- **Task**
Your task is to transcribe the data in full.

- **Listing**
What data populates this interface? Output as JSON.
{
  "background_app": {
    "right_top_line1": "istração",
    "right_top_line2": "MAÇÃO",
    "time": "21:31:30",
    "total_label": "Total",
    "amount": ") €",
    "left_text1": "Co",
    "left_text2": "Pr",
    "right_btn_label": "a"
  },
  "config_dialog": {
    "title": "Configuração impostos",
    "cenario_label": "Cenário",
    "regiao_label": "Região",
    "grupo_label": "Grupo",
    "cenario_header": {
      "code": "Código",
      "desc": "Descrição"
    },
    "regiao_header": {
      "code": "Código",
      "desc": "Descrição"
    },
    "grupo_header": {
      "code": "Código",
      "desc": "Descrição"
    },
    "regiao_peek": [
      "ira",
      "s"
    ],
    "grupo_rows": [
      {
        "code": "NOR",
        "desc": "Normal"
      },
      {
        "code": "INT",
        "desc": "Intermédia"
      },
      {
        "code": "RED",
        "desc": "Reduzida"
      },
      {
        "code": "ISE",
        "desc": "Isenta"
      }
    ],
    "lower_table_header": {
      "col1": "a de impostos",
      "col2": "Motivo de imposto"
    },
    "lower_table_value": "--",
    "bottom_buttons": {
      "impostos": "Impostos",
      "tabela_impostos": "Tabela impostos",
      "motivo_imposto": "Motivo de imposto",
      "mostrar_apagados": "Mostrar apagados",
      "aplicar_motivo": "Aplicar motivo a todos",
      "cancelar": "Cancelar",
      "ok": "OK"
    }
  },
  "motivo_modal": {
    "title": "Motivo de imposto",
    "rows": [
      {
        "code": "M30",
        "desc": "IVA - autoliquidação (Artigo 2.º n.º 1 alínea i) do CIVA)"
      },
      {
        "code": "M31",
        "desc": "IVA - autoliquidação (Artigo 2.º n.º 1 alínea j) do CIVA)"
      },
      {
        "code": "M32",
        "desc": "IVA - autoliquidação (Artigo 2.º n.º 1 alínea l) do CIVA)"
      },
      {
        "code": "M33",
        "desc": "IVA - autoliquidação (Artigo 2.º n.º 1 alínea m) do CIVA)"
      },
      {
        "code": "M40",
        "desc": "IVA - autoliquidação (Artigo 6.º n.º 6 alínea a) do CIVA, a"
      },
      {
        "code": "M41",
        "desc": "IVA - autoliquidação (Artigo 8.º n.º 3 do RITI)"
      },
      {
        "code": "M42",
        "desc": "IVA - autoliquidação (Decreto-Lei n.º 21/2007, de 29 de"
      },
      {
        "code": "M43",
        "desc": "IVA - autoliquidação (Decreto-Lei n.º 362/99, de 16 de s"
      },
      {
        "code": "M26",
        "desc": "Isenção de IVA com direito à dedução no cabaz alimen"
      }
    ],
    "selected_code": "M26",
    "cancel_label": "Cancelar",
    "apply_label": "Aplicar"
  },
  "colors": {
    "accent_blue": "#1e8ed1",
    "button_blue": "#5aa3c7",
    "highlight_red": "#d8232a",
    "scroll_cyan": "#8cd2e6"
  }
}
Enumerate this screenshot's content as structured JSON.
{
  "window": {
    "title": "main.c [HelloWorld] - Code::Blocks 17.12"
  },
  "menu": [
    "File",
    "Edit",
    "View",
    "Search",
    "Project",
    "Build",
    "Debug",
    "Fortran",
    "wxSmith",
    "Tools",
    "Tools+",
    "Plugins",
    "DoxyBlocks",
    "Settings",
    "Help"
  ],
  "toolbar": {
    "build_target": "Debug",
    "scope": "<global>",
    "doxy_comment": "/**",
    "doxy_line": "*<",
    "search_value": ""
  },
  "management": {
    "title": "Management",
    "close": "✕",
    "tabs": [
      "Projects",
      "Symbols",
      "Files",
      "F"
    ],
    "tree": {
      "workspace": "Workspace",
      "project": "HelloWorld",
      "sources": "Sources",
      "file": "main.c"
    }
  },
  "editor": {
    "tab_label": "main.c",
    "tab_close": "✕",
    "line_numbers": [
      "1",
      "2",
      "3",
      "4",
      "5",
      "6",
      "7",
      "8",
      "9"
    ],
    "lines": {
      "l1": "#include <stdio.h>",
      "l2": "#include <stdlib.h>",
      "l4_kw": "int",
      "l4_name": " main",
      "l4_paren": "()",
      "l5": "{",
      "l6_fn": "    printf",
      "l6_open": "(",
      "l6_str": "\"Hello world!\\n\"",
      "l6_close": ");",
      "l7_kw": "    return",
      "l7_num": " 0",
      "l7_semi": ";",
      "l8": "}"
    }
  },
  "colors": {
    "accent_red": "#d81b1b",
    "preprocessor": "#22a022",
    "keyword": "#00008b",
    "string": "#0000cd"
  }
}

- **Exercise output**
What data populates this interface? Output as JSON.
{
  "background_app": {
    "right_top_line1": "istração",
    "right_top_line2": "MAÇÃO",
    "time": "21:31:30",
    "total_label": "Total",
    "amount": ") €",
    "left_text1": "Co",
    "left_text2": "Pr",
    "right_btn_label": "a"
  },
  "config_dialog": {
    "title": "Configuração impostos",
    "cenario_label": "Cenário",
    "regiao_label": "Região",
    "grupo_label": "Grupo",
    "cenario_header": {
      "code": "Código",
      "desc": "Descrição"
    },
    "regiao_header": {
      "code": "Código",
      "desc": "Descrição"
    },
    "grupo_header": {
      "code": "Código",
      "desc": "Descrição"
    },
    "regiao_peek": [
      "ira",
      "s"
    ],
    "grupo_rows": [
      {
        "code": "NOR",
        "desc": "Normal"
      },
      {
        "code": "INT",
        "desc": "Intermédia"
      },
      {
        "code": "RED",
        "desc": "Reduzida"
      },
      {
        "code": "ISE",
        "desc": "Isenta"
      }
    ],
    "lower_table_header": {
      "col1": "a de impostos",
      "col2": "Motivo de imposto"
    },
    "lower_table_value": "--",
    "bottom_buttons": {
      "impostos": "Impostos",
      "tabela_impostos": "Tabela impostos",
      "motivo_imposto": "Motivo de imposto",
      "mostrar_apagados": "Mostrar apagados",
      "aplicar_motivo": "Aplicar motivo a todos",
      "cancelar": "Cancelar",
      "ok": "OK"
    }
  },
  "motivo_modal": {
    "title": "Motivo de imposto",
    "rows": [
      {
        "code": "M30",
        "desc": "IVA - autoliquidação (Artigo 2.º n.º 1 alínea i) do CIVA)"
      },
      {
        "code": "M31",
        "desc": "IVA - autoliquidação (Artigo 2.º n.º 1 alínea j) do CIVA)"
      },
      {
        "code": "M32",
        "desc": "IVA - autoliquidação (Artigo 2.º n.º 1 alínea l) do CIVA)"
      },
      {
        "code": "M33",
        "desc": "IVA - autoliquidação (Artigo 2.º n.º 1 alínea m) do CIVA)"
      },
      {
        "code": "M40",
        "desc": "IVA - autoliquidação (Artigo 6.º n.º 6 alínea a) do CIVA, a"
      },
      {
        "code": "M41",
        "desc": "IVA - autoliquidação (Artigo 8.º n.º 3 do RITI)"
      },
      {
        "code": "M42",
        "desc": "IVA - autoliquidação (Decreto-Lei n.º 21/2007, de 29 de"
      },
      {
        "code": "M43",
        "desc": "IVA - autoliquidação (Decreto-Lei n.º 362/99, de 16 de s"
      },
      {
        "code": "M26",
        "desc": "Isenção de IVA com direito à dedução no cabaz alimen"
      }
    ],
    "selected_code": "M26",
    "cancel_label": "Cancelar",
    "apply_label": "Aplicar"
  },
  "colors": {
    "accent_blue": "#1e8ed1",
    "button_blue": "#5aa3c7",
    "highlight_red": "#d8232a",
    "scroll_cyan": "#8cd2e6"
  }
}
Enumerate this screenshot's content as structured JSON.
{
  "window": {
    "title": "main.c [HelloWorld] - Code::Blocks 17.12"
  },
  "menu": [
    "File",
    "Edit",
    "View",
    "Search",
    "Project",
    "Build",
    "Debug",
    "Fortran",
    "wxSmith",
    "Tools",
    "Tools+",
    "Plugins",
    "DoxyBlocks",
    "Settings",
    "Help"
  ],
  "toolbar": {
    "build_target": "Debug",
    "scope": "<global>",
    "doxy_comment": "/**",
    "doxy_line": "*<",
    "search_value": ""
  },
  "management": {
    "title": "Management",
    "close": "✕",
    "tabs": [
      "Projects",
      "Symbols",
      "Files",
      "F"
    ],
    "tree": {
      "workspace": "Workspace",
      "project": "HelloWorld",
      "sources": "Sources",
      "file": "main.c"
    }
  },
  "editor": {
    "tab_label": "main.c",
    "tab_close": "✕",
    "line_numbers": [
      "1",
      "2",
      "3",
      "4",
      "5",
      "6",
      "7",
      "8",
      "9"
    ],
    "lines": {
      "l1": "#include <stdio.h>",
      "l2": "#include <stdlib.h>",
      "l4_kw": "int",
      "l4_name": " main",
      "l4_paren": "()",
      "l5": "{",
      "l6_fn": "    printf",
      "l6_open": "(",
      "l6_str": "\"Hello world!\\n\"",
      "l6_close": ");",
      "l7_kw": "    return",
      "l7_num": " 0",
      "l7_semi": ";",
      "l8": "}"
    }
  },
  "colors": {
    "accent_red": "#d81b1b",
    "preprocessor": "#22a022",
    "keyword": "#00008b",
    "string": "#0000cd"
  }
}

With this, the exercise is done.